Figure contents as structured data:
------------------------------------------------------------------------
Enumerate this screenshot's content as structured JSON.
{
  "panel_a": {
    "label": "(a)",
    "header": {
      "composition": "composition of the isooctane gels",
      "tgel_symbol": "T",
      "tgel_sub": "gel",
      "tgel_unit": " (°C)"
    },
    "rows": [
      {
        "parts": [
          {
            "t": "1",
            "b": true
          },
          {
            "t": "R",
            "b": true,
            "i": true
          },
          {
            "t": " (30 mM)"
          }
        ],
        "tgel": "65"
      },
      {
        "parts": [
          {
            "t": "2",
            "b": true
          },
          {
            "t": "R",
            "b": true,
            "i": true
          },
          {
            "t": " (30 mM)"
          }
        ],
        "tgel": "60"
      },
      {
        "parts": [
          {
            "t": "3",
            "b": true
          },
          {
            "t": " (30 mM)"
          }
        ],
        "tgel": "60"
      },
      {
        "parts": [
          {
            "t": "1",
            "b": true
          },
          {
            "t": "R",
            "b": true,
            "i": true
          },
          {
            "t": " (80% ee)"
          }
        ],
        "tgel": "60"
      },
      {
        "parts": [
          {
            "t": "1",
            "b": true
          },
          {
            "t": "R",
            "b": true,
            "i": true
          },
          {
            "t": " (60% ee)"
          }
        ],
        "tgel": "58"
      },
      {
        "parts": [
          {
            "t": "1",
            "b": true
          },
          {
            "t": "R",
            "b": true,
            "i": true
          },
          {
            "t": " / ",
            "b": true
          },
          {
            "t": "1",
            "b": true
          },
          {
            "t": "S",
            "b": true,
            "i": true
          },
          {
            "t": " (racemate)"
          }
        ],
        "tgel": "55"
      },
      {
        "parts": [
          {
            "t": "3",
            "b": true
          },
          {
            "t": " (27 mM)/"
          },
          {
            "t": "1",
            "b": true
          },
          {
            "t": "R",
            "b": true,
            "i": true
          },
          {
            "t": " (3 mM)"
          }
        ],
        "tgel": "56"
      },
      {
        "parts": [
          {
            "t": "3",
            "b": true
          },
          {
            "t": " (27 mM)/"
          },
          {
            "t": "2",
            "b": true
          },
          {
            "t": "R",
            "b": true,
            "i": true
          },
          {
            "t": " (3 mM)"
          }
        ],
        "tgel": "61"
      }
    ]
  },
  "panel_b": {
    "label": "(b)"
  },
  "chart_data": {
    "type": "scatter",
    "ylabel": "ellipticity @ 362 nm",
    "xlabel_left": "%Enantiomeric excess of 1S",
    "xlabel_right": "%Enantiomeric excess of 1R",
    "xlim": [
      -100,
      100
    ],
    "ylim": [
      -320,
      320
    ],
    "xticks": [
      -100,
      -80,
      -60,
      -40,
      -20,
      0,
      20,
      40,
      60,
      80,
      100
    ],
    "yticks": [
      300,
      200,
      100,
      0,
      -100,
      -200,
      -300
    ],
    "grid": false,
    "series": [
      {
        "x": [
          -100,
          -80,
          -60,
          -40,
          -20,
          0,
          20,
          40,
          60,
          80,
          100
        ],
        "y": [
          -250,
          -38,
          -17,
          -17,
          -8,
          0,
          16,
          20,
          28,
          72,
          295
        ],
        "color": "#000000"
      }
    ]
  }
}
------------------------------------------------------------------------
* **TASK PROMPT**
Reproduce all the records precisely.

* **SOLUTION FOR THIS EXERCISE**
Enumerate this screenshot's content as structured JSON.
{
  "panel_a": {
    "label": "(a)",
    "header": {
      "composition": "composition of the isooctane gels",
      "tgel_symbol": "T",
      "tgel_sub": "gel",
      "tgel_unit": " (°C)"
    },
    "rows": [
      {
        "parts": [
          {
            "t": "1",
            "b": true
          },
          {
            "t": "R",
            "b": true,
            "i": true
          },
          {
            "t": " (30 mM)"
          }
        ],
        "tgel": "65"
      },
      {
        "parts": [
          {
            "t": "2",
            "b": true
          },
          {
            "t": "R",
            "b": true,
            "i": true
          },
          {
            "t": " (30 mM)"
          }
        ],
        "tgel": "60"
      },
      {
        "parts": [
          {
            "t": "3",
            "b": true
          },
          {
            "t": " (30 mM)"
          }
        ],
        "tgel": "60"
      },
      {
        "parts": [
          {
            "t": "1",
            "b": true
          },
          {
            "t": "R",
            "b": true,
            "i": true
          },
          {
            "t": " (80% ee)"
          }
        ],
        "tgel": "60"
      },
      {
        "parts": [
          {
            "t": "1",
            "b": true
          },
          {
            "t": "R",
            "b": true,
            "i": true
          },
          {
            "t": " (60% ee)"
          }
        ],
        "tgel": "58"
      },
      {
        "parts": [
          {
            "t": "1",
            "b": true
          },
          {
            "t": "R",
            "b": true,
            "i": true
          },
          {
            "t": " / ",
            "b": true
          },
          {
            "t": "1",
            "b": true
          },
          {
            "t": "S",
            "b": true,
            "i": true
          },
          {
            "t": " (racemate)"
          }
        ],
        "tgel": "55"
      },
      {
        "parts": [
          {
            "t": "3",
            "b": true
          },
          {
            "t": " (27 mM)/"
          },
          {
            "t": "1",
            "b": true
          },
          {
            "t": "R",
            "b": true,
            "i": true
          },
          {
            "t": " (3 mM)"
          }
        ],
        "tgel": "56"
      },
      {
        "parts": [
          {
            "t": "3",
            "b": true
          },
          {
            "t": " (27 mM)/"
          },
          {
            "t": "2",
            "b": true
          },
          {
            "t": "R",
            "b": true,
            "i": true
          },
          {
            "t": " (3 mM)"
          }
        ],
        "tgel": "61"
      }
    ]
  },
  "panel_b": {
    "label": "(b)"
  },
  "chart_data": {
    "type": "scatter",
    "ylabel": "ellipticity @ 362 nm",
    "xlabel_left": "%Enantiomeric excess of 1S",
    "xlabel_right": "%Enantiomeric excess of 1R",
    "xlim": [
      -100,
      100
    ],
    "ylim": [
      -320,
      320
    ],
    "xticks": [
      -100,
      -80,
      -60,
      -40,
      -20,
      0,
      20,
      40,
      60,
      80,
      100
    ],
    "yticks": [
      300,
      200,
      100,
      0,
      -100,
      -200,
      -300
    ],
    "grid": false,
    "series": [
      {
        "x": [
          -100,
          -80,
          -60,
          -40,
          -20,
          0,
          20,
          40,
          60,
          80,
          100
        ],
        "y": [
          -250,
          -38,
          -17,
          -17,
          -8,
          0,
          16,
          20,
          28,
          72,
          295
        ],
        "color": "#000000"
      }
    ]
  }
}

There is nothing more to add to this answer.